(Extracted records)
--- BEGIN ---
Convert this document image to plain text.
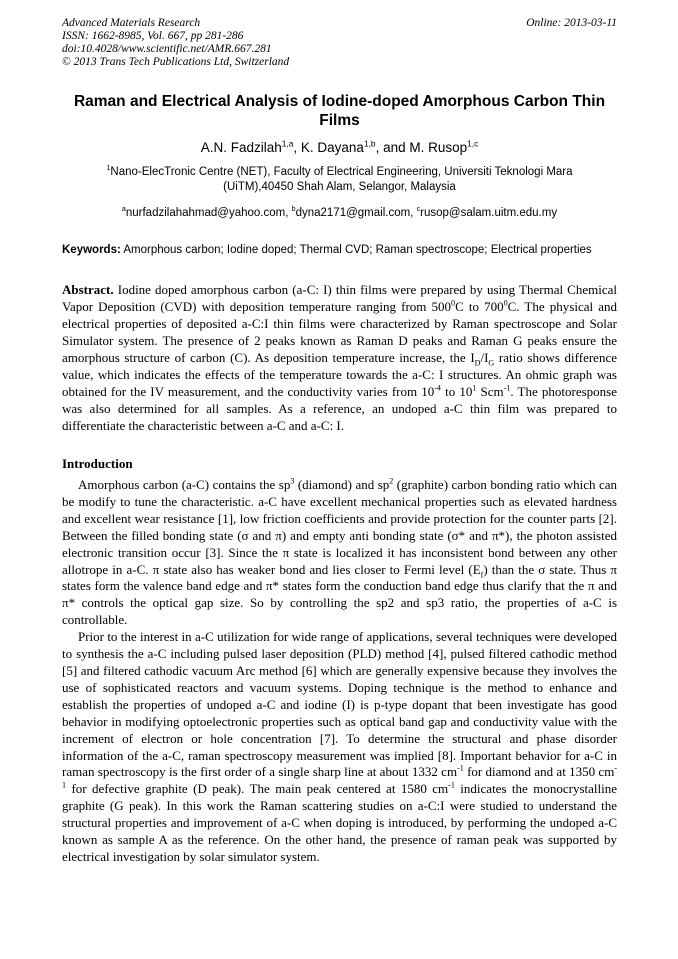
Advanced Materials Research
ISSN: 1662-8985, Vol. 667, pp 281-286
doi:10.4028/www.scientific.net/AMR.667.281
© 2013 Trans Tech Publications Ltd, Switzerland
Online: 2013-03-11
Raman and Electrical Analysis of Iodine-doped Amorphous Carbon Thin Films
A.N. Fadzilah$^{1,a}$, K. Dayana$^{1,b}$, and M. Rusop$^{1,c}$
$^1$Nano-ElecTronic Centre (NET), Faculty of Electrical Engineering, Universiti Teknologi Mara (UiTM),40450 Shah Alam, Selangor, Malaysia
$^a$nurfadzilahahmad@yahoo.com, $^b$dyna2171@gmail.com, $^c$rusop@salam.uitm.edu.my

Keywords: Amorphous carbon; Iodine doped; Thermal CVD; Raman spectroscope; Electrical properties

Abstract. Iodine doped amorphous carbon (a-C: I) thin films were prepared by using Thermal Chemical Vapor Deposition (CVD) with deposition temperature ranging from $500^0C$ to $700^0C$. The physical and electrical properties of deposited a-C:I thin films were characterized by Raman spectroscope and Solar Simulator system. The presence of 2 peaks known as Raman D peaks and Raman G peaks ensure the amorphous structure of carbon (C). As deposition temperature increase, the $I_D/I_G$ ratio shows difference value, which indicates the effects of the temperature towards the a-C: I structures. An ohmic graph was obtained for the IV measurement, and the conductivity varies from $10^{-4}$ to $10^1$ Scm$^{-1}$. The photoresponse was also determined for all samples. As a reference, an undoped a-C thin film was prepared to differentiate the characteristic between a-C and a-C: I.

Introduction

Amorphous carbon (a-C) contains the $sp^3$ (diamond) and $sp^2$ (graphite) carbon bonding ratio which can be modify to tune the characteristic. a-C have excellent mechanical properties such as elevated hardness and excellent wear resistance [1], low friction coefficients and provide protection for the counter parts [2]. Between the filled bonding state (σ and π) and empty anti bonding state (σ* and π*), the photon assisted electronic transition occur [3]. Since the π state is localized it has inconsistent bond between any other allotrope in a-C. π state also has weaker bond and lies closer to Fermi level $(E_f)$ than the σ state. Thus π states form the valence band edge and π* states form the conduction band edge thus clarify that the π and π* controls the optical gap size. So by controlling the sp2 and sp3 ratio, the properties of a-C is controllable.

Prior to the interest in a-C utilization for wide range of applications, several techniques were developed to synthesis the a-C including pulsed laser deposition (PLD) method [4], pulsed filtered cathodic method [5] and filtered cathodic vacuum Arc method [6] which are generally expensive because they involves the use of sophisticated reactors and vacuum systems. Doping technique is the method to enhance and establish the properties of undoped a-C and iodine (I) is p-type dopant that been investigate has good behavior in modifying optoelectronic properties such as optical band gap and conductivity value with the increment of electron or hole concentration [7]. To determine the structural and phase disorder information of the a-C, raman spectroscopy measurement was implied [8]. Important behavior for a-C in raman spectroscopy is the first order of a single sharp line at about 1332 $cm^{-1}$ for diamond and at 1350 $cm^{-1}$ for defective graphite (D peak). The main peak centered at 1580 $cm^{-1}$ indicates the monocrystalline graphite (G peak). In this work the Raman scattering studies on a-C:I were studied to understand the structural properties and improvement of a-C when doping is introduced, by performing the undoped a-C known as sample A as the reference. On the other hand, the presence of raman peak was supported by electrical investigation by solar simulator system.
--- END ---
--- BEGIN ---
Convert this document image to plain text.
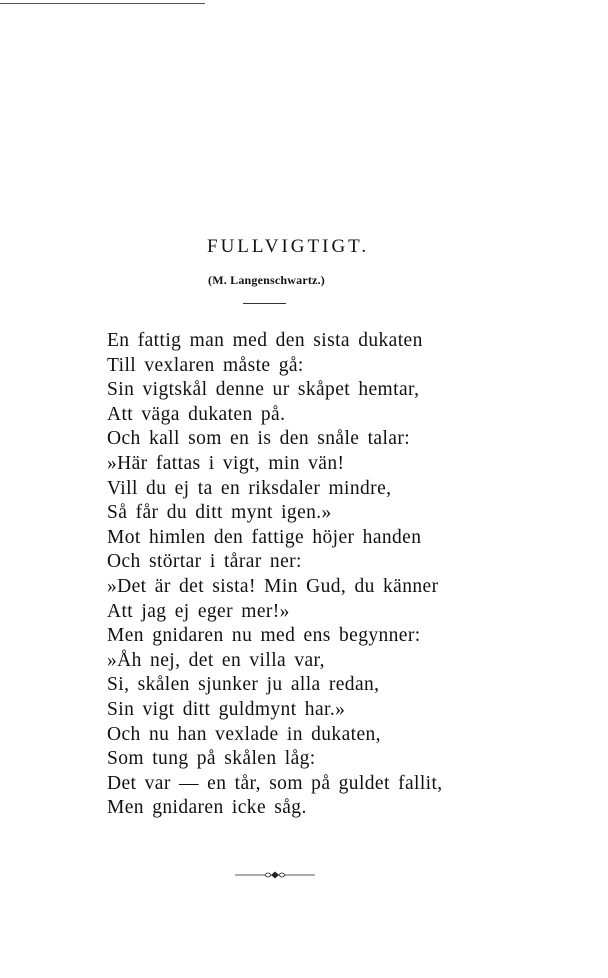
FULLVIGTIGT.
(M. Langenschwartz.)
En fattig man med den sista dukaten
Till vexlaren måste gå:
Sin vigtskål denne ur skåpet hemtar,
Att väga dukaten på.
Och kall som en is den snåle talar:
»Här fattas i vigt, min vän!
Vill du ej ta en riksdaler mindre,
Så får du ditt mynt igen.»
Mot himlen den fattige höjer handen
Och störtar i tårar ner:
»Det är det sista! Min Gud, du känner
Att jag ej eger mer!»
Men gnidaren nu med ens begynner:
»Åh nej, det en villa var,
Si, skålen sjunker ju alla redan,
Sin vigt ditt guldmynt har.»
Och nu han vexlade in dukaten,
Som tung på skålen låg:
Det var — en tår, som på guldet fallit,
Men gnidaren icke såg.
--- END ---
# Exercise requirements:
Scan the material and collect every line that contains "skålen".

# Answer to the task:
Si, skålen sjunker ju alla redan,
Som tung på skålen låg:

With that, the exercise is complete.